WHAT IS ASKED: Count every line that has "name" in it and give the total, nothing more.
==== RECORDS FOR THE EXERCISE
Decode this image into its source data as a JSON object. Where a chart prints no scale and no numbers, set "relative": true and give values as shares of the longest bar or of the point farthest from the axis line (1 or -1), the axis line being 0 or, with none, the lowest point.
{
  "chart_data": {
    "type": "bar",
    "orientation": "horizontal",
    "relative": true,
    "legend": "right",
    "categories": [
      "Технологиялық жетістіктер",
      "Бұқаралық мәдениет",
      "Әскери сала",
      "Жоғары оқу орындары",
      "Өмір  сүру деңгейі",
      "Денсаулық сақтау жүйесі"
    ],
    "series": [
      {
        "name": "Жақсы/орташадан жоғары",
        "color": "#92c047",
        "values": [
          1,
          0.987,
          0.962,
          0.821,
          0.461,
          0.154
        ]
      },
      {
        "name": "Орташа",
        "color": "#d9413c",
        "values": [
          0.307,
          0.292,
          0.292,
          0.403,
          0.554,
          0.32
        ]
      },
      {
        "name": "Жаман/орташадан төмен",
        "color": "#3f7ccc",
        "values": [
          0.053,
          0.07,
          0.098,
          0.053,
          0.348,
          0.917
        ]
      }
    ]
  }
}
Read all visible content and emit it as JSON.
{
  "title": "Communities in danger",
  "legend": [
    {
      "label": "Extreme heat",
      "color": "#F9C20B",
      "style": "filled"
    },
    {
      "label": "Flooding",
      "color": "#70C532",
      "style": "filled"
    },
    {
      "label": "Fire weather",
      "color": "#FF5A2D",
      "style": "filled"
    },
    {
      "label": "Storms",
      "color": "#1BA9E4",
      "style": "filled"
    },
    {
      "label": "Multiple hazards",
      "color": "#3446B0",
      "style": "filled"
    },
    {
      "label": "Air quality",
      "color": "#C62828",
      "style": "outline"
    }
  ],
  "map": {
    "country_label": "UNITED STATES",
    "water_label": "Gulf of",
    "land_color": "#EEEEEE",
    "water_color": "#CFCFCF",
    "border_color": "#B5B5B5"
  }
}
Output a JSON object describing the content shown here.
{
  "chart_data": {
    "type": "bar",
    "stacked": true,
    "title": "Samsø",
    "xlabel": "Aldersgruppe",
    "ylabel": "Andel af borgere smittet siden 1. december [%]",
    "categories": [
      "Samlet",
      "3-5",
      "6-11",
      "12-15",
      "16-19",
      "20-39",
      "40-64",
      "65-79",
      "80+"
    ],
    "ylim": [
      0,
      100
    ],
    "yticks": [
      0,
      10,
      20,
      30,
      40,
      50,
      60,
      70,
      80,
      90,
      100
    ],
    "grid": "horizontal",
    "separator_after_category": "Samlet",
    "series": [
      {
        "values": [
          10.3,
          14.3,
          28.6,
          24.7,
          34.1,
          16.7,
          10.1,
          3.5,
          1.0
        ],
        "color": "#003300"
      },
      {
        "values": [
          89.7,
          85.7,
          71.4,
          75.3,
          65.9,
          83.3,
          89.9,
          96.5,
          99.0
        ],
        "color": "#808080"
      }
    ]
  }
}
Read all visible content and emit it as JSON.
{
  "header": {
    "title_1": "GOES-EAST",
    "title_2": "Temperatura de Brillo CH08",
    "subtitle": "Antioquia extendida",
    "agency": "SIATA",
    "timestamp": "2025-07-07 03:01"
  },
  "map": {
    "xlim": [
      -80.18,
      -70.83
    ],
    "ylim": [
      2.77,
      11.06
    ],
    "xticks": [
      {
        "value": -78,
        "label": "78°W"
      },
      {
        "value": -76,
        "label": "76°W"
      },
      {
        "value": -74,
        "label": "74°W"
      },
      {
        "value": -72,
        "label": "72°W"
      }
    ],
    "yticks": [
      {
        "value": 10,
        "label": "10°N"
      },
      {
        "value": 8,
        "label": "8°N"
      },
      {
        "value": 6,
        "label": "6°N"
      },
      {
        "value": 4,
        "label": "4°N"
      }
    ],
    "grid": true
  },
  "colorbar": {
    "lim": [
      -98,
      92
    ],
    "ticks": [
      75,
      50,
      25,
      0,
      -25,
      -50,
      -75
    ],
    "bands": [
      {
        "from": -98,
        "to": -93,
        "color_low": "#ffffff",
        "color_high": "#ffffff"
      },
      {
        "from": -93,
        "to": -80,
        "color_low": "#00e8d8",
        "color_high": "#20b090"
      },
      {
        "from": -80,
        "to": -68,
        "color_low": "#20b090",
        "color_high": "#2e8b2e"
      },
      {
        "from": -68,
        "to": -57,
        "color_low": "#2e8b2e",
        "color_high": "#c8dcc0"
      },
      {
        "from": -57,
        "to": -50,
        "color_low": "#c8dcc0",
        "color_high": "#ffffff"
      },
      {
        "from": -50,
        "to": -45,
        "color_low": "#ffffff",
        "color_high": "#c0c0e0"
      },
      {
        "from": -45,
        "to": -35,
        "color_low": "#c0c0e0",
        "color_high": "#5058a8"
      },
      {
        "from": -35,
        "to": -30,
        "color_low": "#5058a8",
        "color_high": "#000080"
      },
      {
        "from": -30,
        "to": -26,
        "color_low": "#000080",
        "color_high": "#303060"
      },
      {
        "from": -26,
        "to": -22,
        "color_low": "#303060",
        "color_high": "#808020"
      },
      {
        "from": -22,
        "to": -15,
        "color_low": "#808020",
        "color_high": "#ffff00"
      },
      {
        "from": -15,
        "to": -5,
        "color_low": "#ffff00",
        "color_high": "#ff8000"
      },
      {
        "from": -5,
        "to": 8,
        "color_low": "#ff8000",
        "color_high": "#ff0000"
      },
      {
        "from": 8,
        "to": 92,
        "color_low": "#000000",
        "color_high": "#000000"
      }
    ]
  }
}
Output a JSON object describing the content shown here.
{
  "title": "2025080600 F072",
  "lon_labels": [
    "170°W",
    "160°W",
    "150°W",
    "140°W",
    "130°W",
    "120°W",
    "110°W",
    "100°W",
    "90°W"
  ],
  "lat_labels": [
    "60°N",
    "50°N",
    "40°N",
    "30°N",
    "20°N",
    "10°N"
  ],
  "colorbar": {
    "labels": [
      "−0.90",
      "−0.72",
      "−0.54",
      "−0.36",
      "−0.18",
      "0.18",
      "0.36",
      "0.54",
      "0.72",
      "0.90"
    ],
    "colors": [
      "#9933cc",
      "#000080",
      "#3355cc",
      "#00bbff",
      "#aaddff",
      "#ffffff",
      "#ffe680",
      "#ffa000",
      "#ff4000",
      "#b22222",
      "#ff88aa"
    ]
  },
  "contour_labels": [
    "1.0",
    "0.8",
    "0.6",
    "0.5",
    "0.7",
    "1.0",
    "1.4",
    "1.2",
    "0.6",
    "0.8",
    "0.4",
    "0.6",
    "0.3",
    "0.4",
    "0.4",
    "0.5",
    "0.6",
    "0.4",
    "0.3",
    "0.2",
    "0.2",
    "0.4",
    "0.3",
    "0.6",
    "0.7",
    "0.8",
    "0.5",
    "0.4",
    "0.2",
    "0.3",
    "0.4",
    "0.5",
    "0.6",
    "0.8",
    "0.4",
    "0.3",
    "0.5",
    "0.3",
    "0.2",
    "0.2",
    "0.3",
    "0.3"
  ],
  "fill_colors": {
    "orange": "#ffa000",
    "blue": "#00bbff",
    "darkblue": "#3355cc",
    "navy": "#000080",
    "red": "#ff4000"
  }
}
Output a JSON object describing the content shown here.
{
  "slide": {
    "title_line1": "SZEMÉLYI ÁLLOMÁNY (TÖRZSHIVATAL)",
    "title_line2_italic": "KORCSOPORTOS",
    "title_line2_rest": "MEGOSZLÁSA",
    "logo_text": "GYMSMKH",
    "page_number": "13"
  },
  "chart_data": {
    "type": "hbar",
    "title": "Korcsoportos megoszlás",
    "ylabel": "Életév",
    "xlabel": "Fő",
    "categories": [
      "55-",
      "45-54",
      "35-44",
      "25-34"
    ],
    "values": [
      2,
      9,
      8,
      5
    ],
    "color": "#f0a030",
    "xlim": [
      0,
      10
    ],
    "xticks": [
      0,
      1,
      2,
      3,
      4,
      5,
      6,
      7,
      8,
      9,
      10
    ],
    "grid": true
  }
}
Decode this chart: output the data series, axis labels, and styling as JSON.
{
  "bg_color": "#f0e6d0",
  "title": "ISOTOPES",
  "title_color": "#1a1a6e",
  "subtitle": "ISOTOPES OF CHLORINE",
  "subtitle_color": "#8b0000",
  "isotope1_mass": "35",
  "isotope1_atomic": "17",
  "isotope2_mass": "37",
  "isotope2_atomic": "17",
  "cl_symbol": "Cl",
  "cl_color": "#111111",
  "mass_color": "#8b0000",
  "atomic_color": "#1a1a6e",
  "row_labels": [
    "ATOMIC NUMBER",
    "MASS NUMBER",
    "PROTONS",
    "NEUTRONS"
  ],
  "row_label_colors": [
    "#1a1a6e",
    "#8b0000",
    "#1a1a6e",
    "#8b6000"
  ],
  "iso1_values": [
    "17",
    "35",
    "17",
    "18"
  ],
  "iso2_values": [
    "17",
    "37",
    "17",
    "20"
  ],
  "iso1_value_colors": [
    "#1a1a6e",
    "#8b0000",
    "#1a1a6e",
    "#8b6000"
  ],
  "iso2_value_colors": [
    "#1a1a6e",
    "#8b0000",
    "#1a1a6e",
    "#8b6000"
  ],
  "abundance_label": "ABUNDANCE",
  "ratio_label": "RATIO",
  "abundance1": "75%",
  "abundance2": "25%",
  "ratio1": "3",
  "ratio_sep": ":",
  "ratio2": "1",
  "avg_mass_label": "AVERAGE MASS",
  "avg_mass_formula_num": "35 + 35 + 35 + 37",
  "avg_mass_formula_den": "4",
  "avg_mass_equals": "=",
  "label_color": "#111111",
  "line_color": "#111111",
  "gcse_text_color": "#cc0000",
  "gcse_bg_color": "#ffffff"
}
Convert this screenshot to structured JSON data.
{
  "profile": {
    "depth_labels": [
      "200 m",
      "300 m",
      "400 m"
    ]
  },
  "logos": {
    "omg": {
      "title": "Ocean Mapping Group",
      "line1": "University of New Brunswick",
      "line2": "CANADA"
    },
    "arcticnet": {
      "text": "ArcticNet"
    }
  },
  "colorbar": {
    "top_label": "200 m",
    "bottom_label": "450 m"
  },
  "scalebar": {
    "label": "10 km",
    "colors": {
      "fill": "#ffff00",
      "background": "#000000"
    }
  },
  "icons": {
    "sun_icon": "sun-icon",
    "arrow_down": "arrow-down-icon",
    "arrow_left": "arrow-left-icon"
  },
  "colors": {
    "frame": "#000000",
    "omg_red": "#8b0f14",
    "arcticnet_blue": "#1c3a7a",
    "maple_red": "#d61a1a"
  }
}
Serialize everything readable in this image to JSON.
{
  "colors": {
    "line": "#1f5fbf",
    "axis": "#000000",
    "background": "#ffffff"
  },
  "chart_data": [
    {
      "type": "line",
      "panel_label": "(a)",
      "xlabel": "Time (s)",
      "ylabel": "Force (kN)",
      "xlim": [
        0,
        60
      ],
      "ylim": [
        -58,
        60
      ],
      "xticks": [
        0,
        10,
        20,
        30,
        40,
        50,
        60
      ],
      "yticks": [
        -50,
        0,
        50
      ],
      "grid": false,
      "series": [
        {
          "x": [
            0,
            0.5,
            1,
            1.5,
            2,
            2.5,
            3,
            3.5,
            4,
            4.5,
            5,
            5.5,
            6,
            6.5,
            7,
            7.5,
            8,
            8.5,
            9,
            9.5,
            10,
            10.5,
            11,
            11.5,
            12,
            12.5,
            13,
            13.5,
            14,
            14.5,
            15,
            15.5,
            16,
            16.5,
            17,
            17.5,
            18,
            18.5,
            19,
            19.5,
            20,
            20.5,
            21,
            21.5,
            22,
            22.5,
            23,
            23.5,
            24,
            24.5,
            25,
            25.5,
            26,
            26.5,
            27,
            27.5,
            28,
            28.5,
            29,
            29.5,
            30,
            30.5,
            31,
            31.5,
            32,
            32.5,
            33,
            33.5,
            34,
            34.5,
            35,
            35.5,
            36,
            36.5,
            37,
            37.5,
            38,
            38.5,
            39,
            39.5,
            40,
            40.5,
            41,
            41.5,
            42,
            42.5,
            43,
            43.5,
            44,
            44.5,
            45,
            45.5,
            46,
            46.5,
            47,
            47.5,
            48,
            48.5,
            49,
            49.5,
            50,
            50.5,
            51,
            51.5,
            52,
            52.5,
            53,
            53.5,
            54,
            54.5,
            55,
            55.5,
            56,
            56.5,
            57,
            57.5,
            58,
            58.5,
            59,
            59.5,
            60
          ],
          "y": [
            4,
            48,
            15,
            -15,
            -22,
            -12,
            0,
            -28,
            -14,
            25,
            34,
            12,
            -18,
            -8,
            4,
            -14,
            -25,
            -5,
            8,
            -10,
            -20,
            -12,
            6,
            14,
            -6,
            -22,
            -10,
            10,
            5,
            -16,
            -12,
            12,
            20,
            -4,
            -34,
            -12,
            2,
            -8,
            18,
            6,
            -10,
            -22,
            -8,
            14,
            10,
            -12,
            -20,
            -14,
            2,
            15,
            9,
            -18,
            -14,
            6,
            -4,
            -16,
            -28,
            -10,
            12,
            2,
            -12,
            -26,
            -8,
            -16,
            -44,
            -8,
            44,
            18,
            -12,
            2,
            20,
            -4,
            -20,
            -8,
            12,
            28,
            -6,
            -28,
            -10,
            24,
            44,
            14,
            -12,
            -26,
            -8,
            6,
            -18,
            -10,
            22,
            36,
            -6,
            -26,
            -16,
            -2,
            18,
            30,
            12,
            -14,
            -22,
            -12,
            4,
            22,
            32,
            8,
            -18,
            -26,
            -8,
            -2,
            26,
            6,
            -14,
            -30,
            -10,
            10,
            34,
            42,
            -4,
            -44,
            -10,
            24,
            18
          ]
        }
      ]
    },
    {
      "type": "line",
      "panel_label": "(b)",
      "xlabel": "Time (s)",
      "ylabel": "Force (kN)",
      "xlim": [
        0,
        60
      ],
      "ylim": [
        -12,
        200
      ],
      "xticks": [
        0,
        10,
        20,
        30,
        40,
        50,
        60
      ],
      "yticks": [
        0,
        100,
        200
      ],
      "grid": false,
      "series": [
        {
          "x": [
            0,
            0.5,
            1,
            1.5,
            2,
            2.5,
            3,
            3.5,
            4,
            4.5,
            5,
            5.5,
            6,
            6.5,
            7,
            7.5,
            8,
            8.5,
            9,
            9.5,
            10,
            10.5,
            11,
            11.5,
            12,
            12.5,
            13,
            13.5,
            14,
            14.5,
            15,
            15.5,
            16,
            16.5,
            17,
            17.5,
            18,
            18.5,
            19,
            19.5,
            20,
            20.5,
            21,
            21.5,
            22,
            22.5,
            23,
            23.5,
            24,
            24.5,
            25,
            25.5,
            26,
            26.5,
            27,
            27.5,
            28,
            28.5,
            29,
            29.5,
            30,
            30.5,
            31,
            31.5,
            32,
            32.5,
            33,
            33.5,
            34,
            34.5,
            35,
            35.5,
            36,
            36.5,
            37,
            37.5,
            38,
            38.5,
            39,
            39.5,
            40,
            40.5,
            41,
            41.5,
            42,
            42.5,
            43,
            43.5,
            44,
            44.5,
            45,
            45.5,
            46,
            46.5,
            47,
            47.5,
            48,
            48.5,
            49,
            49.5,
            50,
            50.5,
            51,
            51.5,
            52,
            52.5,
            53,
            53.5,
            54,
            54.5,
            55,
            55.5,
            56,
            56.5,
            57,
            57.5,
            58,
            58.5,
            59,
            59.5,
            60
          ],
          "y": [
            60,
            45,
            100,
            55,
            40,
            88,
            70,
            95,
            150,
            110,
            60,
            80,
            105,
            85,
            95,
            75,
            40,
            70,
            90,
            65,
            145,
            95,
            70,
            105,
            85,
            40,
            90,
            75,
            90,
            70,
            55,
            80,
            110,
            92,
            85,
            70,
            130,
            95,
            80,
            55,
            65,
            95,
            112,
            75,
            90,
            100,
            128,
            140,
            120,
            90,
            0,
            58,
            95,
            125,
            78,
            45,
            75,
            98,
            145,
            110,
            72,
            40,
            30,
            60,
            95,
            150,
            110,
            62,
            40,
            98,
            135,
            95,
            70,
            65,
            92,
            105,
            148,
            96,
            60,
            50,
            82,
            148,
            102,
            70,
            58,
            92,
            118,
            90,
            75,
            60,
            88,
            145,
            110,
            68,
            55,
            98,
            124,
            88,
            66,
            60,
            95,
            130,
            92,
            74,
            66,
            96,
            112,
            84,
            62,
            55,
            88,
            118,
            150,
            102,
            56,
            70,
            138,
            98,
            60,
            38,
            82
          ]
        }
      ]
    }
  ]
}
========
RESULT FOR THIS TASK: 3